PROBLEM DESCRIPTION: Each line below should be reproduced without any alteration.

GIVEN RECORDS:
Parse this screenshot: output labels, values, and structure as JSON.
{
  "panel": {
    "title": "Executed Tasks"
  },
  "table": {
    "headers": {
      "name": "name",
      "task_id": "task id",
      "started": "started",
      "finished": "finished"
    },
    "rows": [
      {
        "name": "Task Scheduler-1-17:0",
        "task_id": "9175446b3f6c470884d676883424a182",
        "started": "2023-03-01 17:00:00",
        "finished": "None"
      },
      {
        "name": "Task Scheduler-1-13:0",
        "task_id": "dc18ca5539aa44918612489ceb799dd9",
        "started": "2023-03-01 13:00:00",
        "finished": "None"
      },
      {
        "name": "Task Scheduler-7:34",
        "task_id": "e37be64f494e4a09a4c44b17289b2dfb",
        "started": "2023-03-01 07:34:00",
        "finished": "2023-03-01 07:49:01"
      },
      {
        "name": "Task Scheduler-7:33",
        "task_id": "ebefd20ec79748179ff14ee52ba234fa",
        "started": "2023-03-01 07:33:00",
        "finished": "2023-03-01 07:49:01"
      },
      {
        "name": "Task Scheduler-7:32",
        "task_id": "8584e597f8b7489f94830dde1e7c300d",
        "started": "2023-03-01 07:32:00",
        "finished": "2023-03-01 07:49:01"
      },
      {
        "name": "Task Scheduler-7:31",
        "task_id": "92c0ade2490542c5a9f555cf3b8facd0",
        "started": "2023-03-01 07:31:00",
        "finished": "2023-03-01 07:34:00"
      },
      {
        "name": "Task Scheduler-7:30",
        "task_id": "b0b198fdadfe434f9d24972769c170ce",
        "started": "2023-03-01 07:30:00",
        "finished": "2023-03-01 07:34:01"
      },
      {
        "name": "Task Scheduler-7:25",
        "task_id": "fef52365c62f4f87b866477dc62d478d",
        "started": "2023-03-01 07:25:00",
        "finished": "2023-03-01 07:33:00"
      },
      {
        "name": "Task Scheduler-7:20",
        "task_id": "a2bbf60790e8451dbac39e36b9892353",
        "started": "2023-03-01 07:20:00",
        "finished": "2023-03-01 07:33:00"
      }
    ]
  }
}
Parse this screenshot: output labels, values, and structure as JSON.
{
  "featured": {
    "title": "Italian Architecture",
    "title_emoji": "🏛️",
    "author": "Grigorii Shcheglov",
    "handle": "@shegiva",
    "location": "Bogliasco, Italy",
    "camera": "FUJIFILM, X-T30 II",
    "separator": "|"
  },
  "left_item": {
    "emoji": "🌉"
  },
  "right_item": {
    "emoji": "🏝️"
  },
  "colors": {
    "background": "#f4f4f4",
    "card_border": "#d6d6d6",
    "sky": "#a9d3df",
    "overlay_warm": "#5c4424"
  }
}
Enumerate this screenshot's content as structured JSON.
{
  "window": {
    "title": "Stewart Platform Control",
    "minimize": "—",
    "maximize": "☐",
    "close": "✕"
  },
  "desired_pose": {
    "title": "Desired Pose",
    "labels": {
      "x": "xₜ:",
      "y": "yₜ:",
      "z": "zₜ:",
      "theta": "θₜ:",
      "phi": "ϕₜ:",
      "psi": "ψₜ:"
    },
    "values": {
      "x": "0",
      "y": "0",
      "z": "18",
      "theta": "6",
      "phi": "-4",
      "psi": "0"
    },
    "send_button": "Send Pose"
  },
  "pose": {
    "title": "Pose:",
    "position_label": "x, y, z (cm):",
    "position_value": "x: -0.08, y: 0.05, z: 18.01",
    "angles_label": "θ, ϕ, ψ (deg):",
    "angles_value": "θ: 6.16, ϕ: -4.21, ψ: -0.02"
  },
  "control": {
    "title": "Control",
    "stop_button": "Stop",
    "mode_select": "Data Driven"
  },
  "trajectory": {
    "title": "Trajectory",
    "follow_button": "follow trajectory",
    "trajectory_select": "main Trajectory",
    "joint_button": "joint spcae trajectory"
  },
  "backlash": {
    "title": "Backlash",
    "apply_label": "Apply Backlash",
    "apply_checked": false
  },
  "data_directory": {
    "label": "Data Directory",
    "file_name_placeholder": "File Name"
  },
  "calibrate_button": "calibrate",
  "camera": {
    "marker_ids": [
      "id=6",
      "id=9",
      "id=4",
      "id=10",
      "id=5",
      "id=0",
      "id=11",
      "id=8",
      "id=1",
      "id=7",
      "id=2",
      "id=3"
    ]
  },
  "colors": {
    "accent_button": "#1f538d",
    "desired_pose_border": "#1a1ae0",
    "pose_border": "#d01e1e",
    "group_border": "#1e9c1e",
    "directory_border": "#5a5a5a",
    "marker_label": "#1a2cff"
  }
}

ANSWER TO THIS EXERCISE:
Parse this screenshot: output labels, values, and structure as JSON.
{
  "panel": {
    "title": "Executed Tasks"
  },
  "table": {
    "headers": {
      "name": "name",
      "task_id": "task id",
      "started": "started",
      "finished": "finished"
    },
    "rows": [
      {
        "name": "Task Scheduler-1-17:0",
        "task_id": "9175446b3f6c470884d676883424a182",
        "started": "2023-03-01 17:00:00",
        "finished": "None"
      },
      {
        "name": "Task Scheduler-1-13:0",
        "task_id": "dc18ca5539aa44918612489ceb799dd9",
        "started": "2023-03-01 13:00:00",
        "finished": "None"
      },
      {
        "name": "Task Scheduler-7:34",
        "task_id": "e37be64f494e4a09a4c44b17289b2dfb",
        "started": "2023-03-01 07:34:00",
        "finished": "2023-03-01 07:49:01"
      },
      {
        "name": "Task Scheduler-7:33",
        "task_id": "ebefd20ec79748179ff14ee52ba234fa",
        "started": "2023-03-01 07:33:00",
        "finished": "2023-03-01 07:49:01"
      },
      {
        "name": "Task Scheduler-7:32",
        "task_id": "8584e597f8b7489f94830dde1e7c300d",
        "started": "2023-03-01 07:32:00",
        "finished": "2023-03-01 07:49:01"
      },
      {
        "name": "Task Scheduler-7:31",
        "task_id": "92c0ade2490542c5a9f555cf3b8facd0",
        "started": "2023-03-01 07:31:00",
        "finished": "2023-03-01 07:34:00"
      },
      {
        "name": "Task Scheduler-7:30",
        "task_id": "b0b198fdadfe434f9d24972769c170ce",
        "started": "2023-03-01 07:30:00",
        "finished": "2023-03-01 07:34:01"
      },
      {
        "name": "Task Scheduler-7:25",
        "task_id": "fef52365c62f4f87b866477dc62d478d",
        "started": "2023-03-01 07:25:00",
        "finished": "2023-03-01 07:33:00"
      },
      {
        "name": "Task Scheduler-7:20",
        "task_id": "a2bbf60790e8451dbac39e36b9892353",
        "started": "2023-03-01 07:20:00",
        "finished": "2023-03-01 07:33:00"
      }
    ]
  }
}
Parse this screenshot: output labels, values, and structure as JSON.
{
  "featured": {
    "title": "Italian Architecture",
    "title_emoji": "🏛️",
    "author": "Grigorii Shcheglov",
    "handle": "@shegiva",
    "location": "Bogliasco, Italy",
    "camera": "FUJIFILM, X-T30 II",
    "separator": "|"
  },
  "left_item": {
    "emoji": "🌉"
  },
  "right_item": {
    "emoji": "🏝️"
  },
  "colors": {
    "background": "#f4f4f4",
    "card_border": "#d6d6d6",
    "sky": "#a9d3df",
    "overlay_warm": "#5c4424"
  }
}
Enumerate this screenshot's content as structured JSON.
{
  "window": {
    "title": "Stewart Platform Control",
    "minimize": "—",
    "maximize": "☐",
    "close": "✕"
  },
  "desired_pose": {
    "title": "Desired Pose",
    "labels": {
      "x": "xₜ:",
      "y": "yₜ:",
      "z": "zₜ:",
      "theta": "θₜ:",
      "phi": "ϕₜ:",
      "psi": "ψₜ:"
    },
    "values": {
      "x": "0",
      "y": "0",
      "z": "18",
      "theta": "6",
      "phi": "-4",
      "psi": "0"
    },
    "send_button": "Send Pose"
  },
  "pose": {
    "title": "Pose:",
    "position_label": "x, y, z (cm):",
    "position_value": "x: -0.08, y: 0.05, z: 18.01",
    "angles_label": "θ, ϕ, ψ (deg):",
    "angles_value": "θ: 6.16, ϕ: -4.21, ψ: -0.02"
  },
  "control": {
    "title": "Control",
    "stop_button": "Stop",
    "mode_select": "Data Driven"
  },
  "trajectory": {
    "title": "Trajectory",
    "follow_button": "follow trajectory",
    "trajectory_select": "main Trajectory",
    "joint_button": "joint spcae trajectory"
  },
  "backlash": {
    "title": "Backlash",
    "apply_label": "Apply Backlash",
    "apply_checked": false
  },
  "data_directory": {
    "label": "Data Directory",
    "file_name_placeholder": "File Name"
  },
  "calibrate_button": "calibrate",
  "camera": {
    "marker_ids": [
      "id=6",
      "id=9",
      "id=4",
      "id=10",
      "id=5",
      "id=0",
      "id=11",
      "id=8",
      "id=1",
      "id=7",
      "id=2",
      "id=3"
    ]
  },
  "colors": {
    "accent_button": "#1f538d",
    "desired_pose_border": "#1a1ae0",
    "pose_border": "#d01e1e",
    "group_border": "#1e9c1e",
    "directory_border": "#5a5a5a",
    "marker_label": "#1a2cff"
  }
}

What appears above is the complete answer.